(Stored items from a collection)
=== Begin Enclosure ===

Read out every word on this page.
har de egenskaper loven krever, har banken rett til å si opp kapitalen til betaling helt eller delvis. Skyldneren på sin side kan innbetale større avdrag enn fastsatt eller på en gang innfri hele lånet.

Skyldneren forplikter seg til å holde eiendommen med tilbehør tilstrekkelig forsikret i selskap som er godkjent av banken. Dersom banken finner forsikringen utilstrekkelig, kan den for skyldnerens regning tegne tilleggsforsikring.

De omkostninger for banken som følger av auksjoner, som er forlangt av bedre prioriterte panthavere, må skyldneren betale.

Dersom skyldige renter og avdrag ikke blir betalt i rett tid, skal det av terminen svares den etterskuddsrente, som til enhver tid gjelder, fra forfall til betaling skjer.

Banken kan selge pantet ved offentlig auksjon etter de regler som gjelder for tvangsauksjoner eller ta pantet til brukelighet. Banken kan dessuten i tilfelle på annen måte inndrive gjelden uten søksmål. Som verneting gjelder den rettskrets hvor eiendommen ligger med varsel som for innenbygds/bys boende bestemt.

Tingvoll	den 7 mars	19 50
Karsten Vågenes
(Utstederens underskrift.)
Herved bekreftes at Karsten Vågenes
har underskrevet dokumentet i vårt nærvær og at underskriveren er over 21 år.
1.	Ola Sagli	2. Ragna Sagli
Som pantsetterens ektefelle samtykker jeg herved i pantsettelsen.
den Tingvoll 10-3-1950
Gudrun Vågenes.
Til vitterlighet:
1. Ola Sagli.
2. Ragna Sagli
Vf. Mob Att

=== End Enclosure ===

#### PROBLEM REQUIREMENTS
Please restate every line of the records exactly.

#### ANSWER BOX
Read out every word on this page.
har de egenskaper loven krever, har banken rett til å si opp kapitalen til betaling helt eller delvis. Skyldneren på sin side kan innbetale større avdrag enn fastsatt eller på en gang innfri hele lånet.

Skyldneren forplikter seg til å holde eiendommen med tilbehør tilstrekkelig forsikret i selskap som er godkjent av banken. Dersom banken finner forsikringen utilstrekkelig, kan den for skyldnerens regning tegne tilleggsforsikring.

De omkostninger for banken som følger av auksjoner, som er forlangt av bedre prioriterte panthavere, må skyldneren betale.

Dersom skyldige renter og avdrag ikke blir betalt i rett tid, skal det av terminen svares den etterskuddsrente, som til enhver tid gjelder, fra forfall til betaling skjer.

Banken kan selge pantet ved offentlig auksjon etter de regler som gjelder for tvangsauksjoner eller ta pantet til brukelighet. Banken kan dessuten i tilfelle på annen måte inndrive gjelden uten søksmål. Som verneting gjelder den rettskrets hvor eiendommen ligger med varsel som for innenbygds/bys boende bestemt.

Tingvoll	den 7 mars	19 50
Karsten Vågenes
(Utstederens underskrift.)
Herved bekreftes at Karsten Vågenes
har underskrevet dokumentet i vårt nærvær og at underskriveren er over 21 år.
1.	Ola Sagli	2. Ragna Sagli
Som pantsetterens ektefelle samtykker jeg herved i pantsettelsen.
den Tingvoll 10-3-1950
Gudrun Vågenes.
Til vitterlighet:
1. Ola Sagli.
2. Ragna Sagli
Vf. Mob Att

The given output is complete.